*** Material shown
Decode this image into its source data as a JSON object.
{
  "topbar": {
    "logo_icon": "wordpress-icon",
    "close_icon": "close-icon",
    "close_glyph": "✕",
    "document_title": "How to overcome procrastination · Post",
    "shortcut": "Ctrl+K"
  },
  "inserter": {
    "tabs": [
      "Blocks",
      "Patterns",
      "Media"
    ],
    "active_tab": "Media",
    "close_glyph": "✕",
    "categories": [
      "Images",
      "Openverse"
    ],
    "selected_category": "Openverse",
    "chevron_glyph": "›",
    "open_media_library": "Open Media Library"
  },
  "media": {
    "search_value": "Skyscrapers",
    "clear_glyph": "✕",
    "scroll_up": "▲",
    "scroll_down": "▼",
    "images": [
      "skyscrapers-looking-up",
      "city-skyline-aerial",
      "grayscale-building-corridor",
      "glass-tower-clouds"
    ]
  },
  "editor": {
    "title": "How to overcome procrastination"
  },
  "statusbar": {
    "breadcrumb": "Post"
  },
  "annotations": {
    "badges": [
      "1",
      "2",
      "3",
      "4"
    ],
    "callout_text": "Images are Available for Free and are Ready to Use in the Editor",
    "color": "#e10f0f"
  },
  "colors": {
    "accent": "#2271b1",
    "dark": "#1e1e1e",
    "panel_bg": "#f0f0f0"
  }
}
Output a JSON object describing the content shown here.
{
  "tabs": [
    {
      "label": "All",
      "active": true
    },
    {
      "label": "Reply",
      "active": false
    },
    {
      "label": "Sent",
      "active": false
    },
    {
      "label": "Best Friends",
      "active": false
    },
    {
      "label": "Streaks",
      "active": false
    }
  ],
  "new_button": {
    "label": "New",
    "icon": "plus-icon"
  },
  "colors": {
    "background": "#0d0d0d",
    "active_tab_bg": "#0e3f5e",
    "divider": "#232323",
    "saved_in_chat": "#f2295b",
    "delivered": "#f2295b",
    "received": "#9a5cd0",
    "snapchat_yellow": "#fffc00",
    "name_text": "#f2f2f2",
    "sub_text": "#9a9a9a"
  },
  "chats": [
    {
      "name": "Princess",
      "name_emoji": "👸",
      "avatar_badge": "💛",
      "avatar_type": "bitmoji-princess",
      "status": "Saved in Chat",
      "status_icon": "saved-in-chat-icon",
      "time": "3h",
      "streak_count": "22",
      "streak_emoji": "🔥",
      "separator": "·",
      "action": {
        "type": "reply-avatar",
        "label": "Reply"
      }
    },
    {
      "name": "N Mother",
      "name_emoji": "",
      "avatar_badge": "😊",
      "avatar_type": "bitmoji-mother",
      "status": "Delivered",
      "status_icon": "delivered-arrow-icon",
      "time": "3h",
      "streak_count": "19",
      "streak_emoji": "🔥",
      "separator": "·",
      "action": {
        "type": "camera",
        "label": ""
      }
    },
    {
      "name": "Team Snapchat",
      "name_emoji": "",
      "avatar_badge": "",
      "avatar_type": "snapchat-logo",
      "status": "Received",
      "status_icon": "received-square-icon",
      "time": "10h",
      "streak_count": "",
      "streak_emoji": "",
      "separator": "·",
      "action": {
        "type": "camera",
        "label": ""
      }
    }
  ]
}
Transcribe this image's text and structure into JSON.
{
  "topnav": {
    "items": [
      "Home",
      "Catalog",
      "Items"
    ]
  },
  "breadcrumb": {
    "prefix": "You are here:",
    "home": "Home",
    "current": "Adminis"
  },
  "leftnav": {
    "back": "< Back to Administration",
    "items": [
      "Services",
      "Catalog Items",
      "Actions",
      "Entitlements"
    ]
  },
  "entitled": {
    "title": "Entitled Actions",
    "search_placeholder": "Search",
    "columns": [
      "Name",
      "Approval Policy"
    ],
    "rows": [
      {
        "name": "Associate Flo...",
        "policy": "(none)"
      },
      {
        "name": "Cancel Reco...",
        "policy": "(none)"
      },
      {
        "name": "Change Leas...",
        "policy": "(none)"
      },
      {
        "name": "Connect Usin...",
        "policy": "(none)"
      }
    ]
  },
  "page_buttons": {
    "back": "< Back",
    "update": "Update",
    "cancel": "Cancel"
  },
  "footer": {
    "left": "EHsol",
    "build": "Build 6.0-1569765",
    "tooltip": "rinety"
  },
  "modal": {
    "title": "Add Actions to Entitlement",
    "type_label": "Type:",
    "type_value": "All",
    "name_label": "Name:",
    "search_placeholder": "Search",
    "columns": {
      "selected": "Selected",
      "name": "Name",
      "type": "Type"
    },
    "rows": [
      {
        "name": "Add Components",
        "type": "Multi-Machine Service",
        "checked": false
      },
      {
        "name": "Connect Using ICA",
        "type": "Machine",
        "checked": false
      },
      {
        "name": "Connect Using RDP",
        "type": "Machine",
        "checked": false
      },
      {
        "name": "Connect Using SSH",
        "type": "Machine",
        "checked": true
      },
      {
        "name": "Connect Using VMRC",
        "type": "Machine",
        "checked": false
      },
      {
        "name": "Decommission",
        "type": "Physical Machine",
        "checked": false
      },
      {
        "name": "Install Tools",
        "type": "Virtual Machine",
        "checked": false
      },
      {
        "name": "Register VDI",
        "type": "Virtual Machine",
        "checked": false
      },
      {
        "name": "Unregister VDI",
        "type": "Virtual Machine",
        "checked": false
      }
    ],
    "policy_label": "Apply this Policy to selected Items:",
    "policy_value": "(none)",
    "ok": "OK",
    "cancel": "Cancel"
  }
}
******
**Instructions to follow:**
In the entries above, count each line with "this"; reply with the total only.

**Solved exercise:**
3